Your instructions:
Leave out the pictures, and reproduce exactly the lines from the line containing "What does this" through the final line of the entries.

***

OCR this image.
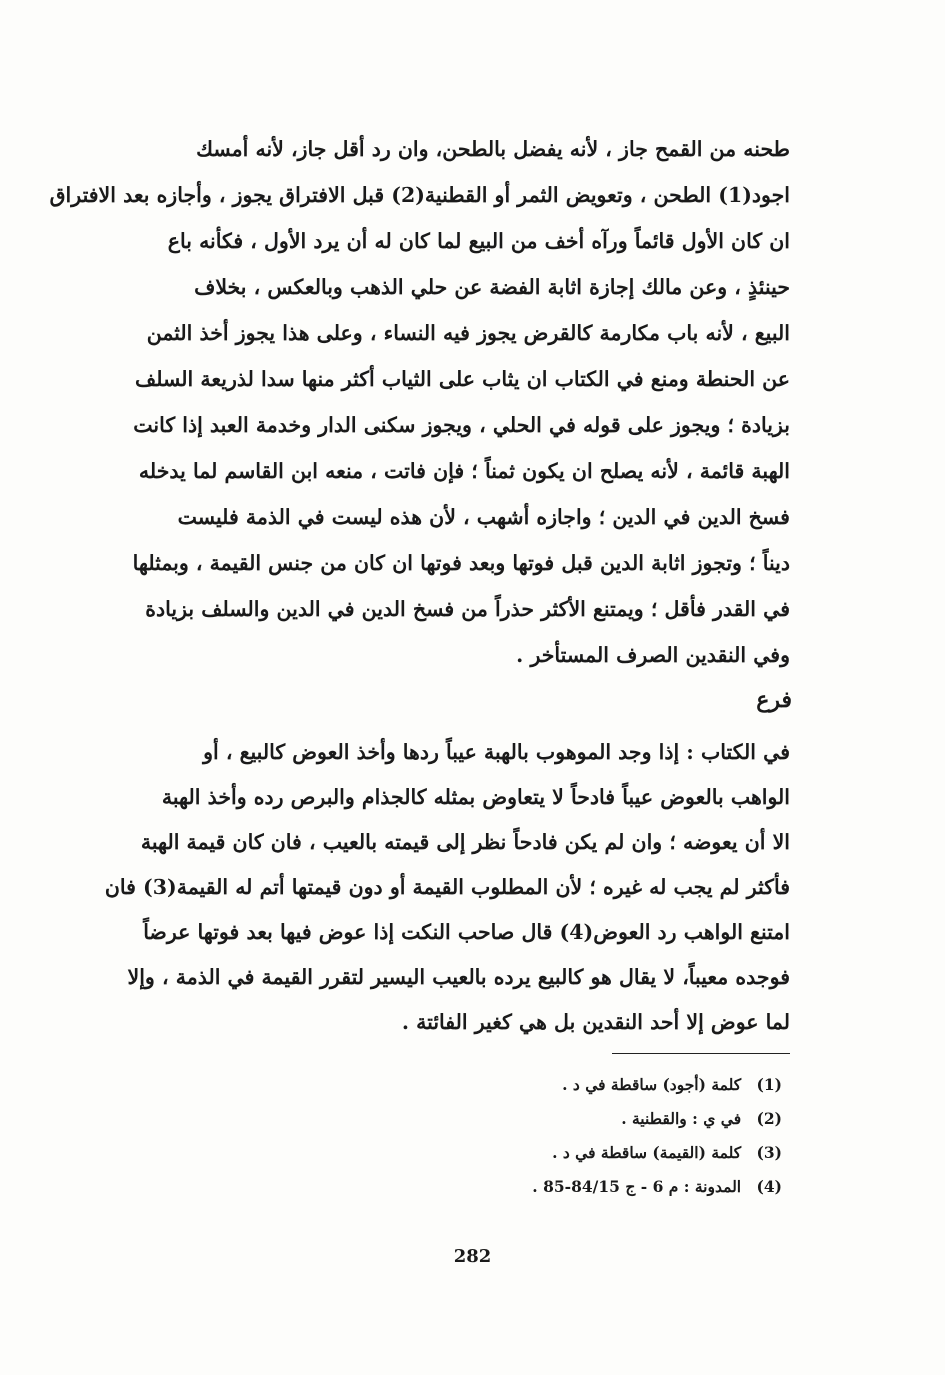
طحنه من القمح جاز ، لأنه يفضل بالطحن، وان رد أقل جاز، لأنه أمسك
اجود(1) الطحن ، وتعويض الثمر أو القطنية(2) قبل الافتراق يجوز ، وأجازه بعد الافتراق
ان كان الأول قائماً ورآه أخف من البيع لما كان له أن يرد الأول ، فكأنه باع
حينئذٍ ، وعن مالك إجازة اثابة الفضة عن حلي الذهب وبالعكس ، بخلاف
البيع ، لأنه باب مكارمة كالقرض يجوز فيه النساء ، وعلى هذا يجوز أخذ الثمن
عن الحنطة ومنع في الكتاب ان يثاب على الثياب أكثر منها سدا لذريعة السلف
بزيادة ؛ ويجوز على قوله في الحلي ، ويجوز سكنى الدار وخدمة العبد إذا كانت
الهبة قائمة ، لأنه يصلح ان يكون ثمناً ؛ فإن فاتت ، منعه ابن القاسم لما يدخله
فسخ الدين في الدين ؛ واجازه أشهب ، لأن هذه ليست في الذمة فليست
ديناً ؛ وتجوز اثابة الدين قبل فوتها وبعد فوتها ان كان من جنس القيمة ، وبمثلها
في القدر فأقل ؛ ويمتنع الأكثر حذراً من فسخ الدين في الدين والسلف بزيادة
وفي النقدين الصرف المستأخر .
فرع
في الكتاب : إذا وجد الموهوب بالهبة عيباً ردها وأخذ العوض كالبيع ، أو
الواهب بالعوض عيباً فادحاً لا يتعاوض بمثله كالجذام والبرص رده وأخذ الهبة
الا أن يعوضه ؛ وان لم يكن فادحاً نظر إلى قيمته بالعيب ، فان كان قيمة الهبة
فأكثر لم يجب له غيره ؛ لأن المطلوب القيمة أو دون قيمتها أتم له القيمة(3) فان
امتنع الواهب رد العوض(4) قال صاحب النكت إذا عوض فيها بعد فوتها عرضاً
فوجده معيباً، لا يقال هو كالبيع يرده بالعيب اليسير لتقرر القيمة في الذمة ، وإلا
لما عوض إلا أحد النقدين بل هي كغير الفائتة .
(1) كلمة (أجود) ساقطة في د .
(2) في ي : والقطنية .
(3) كلمة (القيمة) ساقطة في د .
(4) المدونة : م 6 - ج 84/15-85 .
282
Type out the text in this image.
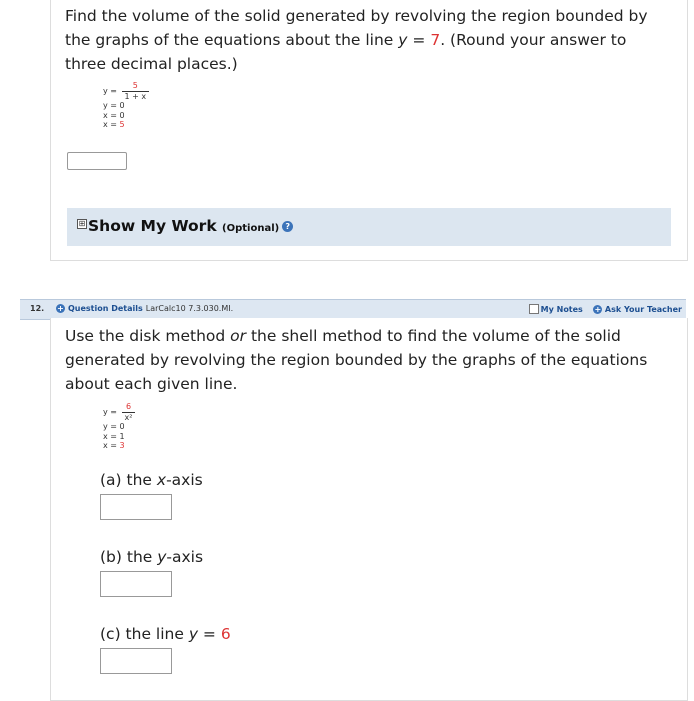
Find the volume of the solid generated by revolving the region bounded by
the graphs of the equations about the line y = 7. (Round your answer to
three decimal places.)
$y = \frac{5}{1 + x}$
y = 0
x = 0
x = 5
⊞ Show My Work (Optional) ?
12. + Question Details LarCalc10 7.3.030.MI.	My Notes + Ask Your Teacher
Use the disk method or the shell method to find the volume of the solid
generated by revolving the region bounded by the graphs of the equations
about each given line.
$y = \frac{6}{\text{x²}}$
y = 0
x = 1
x = 3
(a) the x-axis
(b) the y-axis
(c) the line y = 6
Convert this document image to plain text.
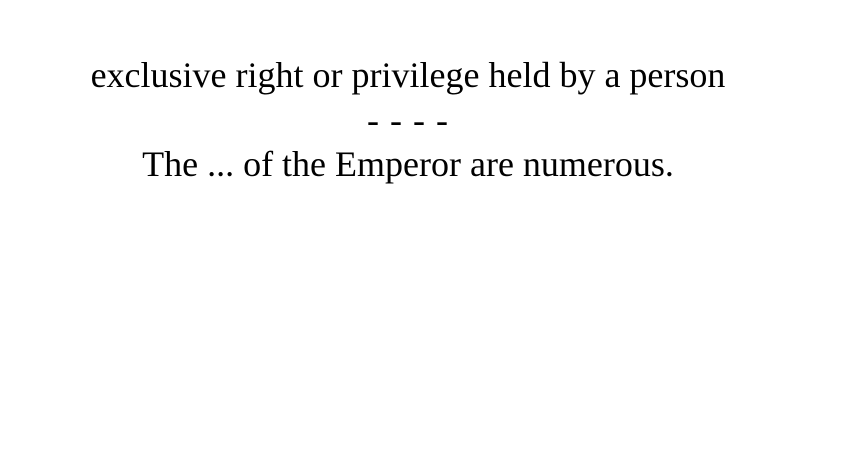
exclusive right or privilege held by a person
- - - -
The ... of the Emperor are numerous.
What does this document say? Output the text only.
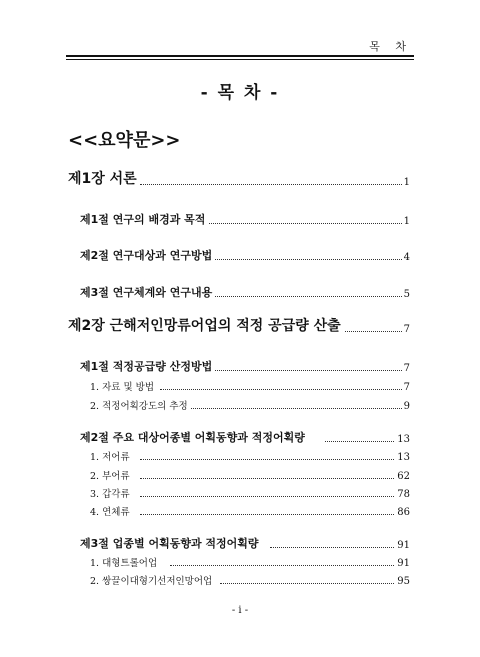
목 차
- 목 차 -
<<요약문>>
제1장 서론	1
제1절 연구의 배경과 목적	1
제2절 연구대상과 연구방법	4
제3절 연구체계와 연구내용	5
제2장 근해저인망류어업의 적정 공급량 산출	7
제1절 적정공급량 산정방법	7
1. 자료 및 방법	7
2. 적정어획강도의 추정	9
제2절 주요 대상어종별 어획동향과 적정어획량	13
1. 저어류	13
2. 부어류	62
3. 갑각류	78
4. 연체류	86
제3절 업종별 어획동향과 적정어획량	91
1. 대형트롤어업	91
2. 쌍끌이대형기선저인망어업	95
- i -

***

Output for this task:
What does this document say? Output the text only.
목 차
- 목 차 -
<<요약문>>
제1장 서론	1
제1절 연구의 배경과 목적	1
제2절 연구대상과 연구방법	4
제3절 연구체계와 연구내용	5
제2장 근해저인망류어업의 적정 공급량 산출	7
제1절 적정공급량 산정방법	7
1. 자료 및 방법	7
2. 적정어획강도의 추정	9
제2절 주요 대상어종별 어획동향과 적정어획량	13
1. 저어류	13
2. 부어류	62
3. 갑각류	78
4. 연체류	86
제3절 업종별 어획동향과 적정어획량	91
1. 대형트롤어업	91
2. 쌍끌이대형기선저인망어업	95
- i -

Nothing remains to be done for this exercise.